[START RECORDS SHOWN]

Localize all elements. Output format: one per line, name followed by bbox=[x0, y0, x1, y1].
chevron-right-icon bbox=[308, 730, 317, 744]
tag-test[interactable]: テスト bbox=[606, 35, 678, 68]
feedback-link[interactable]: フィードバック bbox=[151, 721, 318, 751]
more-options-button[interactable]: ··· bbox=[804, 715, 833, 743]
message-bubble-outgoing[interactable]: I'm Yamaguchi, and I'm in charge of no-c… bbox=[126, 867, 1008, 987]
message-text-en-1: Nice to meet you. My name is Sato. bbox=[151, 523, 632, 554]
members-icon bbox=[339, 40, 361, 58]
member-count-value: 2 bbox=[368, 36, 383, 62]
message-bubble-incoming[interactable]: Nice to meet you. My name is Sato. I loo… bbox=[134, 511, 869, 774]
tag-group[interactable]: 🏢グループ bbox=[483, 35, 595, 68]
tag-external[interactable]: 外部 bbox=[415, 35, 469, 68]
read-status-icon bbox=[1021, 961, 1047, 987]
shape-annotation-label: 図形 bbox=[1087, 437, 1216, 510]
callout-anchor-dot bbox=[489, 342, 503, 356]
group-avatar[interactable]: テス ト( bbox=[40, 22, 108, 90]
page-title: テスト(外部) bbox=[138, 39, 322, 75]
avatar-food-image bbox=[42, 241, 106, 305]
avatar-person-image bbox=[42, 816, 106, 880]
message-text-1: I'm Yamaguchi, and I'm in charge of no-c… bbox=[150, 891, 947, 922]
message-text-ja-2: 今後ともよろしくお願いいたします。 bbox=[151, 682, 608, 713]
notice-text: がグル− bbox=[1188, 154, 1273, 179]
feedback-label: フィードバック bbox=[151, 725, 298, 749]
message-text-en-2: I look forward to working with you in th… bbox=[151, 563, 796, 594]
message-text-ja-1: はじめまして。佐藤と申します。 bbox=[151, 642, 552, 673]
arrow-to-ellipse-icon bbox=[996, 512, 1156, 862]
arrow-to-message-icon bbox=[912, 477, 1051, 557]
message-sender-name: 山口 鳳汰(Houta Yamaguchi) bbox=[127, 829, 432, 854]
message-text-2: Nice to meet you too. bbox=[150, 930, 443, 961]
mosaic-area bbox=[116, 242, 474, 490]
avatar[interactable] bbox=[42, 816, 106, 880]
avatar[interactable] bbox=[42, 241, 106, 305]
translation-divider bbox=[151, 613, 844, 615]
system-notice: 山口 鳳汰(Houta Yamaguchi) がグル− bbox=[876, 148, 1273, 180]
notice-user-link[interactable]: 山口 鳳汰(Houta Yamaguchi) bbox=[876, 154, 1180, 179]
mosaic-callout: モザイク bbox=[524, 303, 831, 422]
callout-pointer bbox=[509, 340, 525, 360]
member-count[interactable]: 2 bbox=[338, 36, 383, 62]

[END RECORDS SHOWN]

## DESCRIPTION OF THE TASK:
Reproduce every line of the rows above, character for character.

## EXPECTED OUTPUT:
Localize all elements. Output format: one per line, name followed by bbox=[x0, y0, x1, y1].
chevron-right-icon bbox=[308, 730, 317, 744]
tag-test[interactable]: テスト bbox=[606, 35, 678, 68]
feedback-link[interactable]: フィードバック bbox=[151, 721, 318, 751]
more-options-button[interactable]: ··· bbox=[804, 715, 833, 743]
message-bubble-outgoing[interactable]: I'm Yamaguchi, and I'm in charge of no-c… bbox=[126, 867, 1008, 987]
message-text-en-1: Nice to meet you. My name is Sato. bbox=[151, 523, 632, 554]
members-icon bbox=[339, 40, 361, 58]
member-count-value: 2 bbox=[368, 36, 383, 62]
message-bubble-incoming[interactable]: Nice to meet you. My name is Sato. I loo… bbox=[134, 511, 869, 774]
tag-group[interactable]: 🏢グループ bbox=[483, 35, 595, 68]
tag-external[interactable]: 外部 bbox=[415, 35, 469, 68]
read-status-icon bbox=[1021, 961, 1047, 987]
shape-annotation-label: 図形 bbox=[1087, 437, 1216, 510]
callout-anchor-dot bbox=[489, 342, 503, 356]
group-avatar[interactable]: テス ト( bbox=[40, 22, 108, 90]
page-title: テスト(外部) bbox=[138, 39, 322, 75]
avatar-food-image bbox=[42, 241, 106, 305]
avatar-person-image bbox=[42, 816, 106, 880]
message-text-1: I'm Yamaguchi, and I'm in charge of no-c… bbox=[150, 891, 947, 922]
message-text-ja-2: 今後ともよろしくお願いいたします。 bbox=[151, 682, 608, 713]
notice-text: がグル− bbox=[1188, 154, 1273, 179]
feedback-label: フィードバック bbox=[151, 725, 298, 749]
message-text-en-2: I look forward to working with you in th… bbox=[151, 563, 796, 594]
message-text-ja-1: はじめまして。佐藤と申します。 bbox=[151, 642, 552, 673]
arrow-to-ellipse-icon bbox=[996, 512, 1156, 862]
arrow-to-message-icon bbox=[912, 477, 1051, 557]
message-sender-name: 山口 鳳汰(Houta Yamaguchi) bbox=[127, 829, 432, 854]
message-text-2: Nice to meet you too. bbox=[150, 930, 443, 961]
mosaic-area bbox=[116, 242, 474, 490]
avatar[interactable] bbox=[42, 816, 106, 880]
avatar[interactable] bbox=[42, 241, 106, 305]
translation-divider bbox=[151, 613, 844, 615]
system-notice: 山口 鳳汰(Houta Yamaguchi) がグル− bbox=[876, 148, 1273, 180]
notice-user-link[interactable]: 山口 鳳汰(Houta Yamaguchi) bbox=[876, 154, 1180, 179]
mosaic-callout: モザイク bbox=[524, 303, 831, 422]
callout-pointer bbox=[509, 340, 525, 360]
member-count[interactable]: 2 bbox=[338, 36, 383, 62]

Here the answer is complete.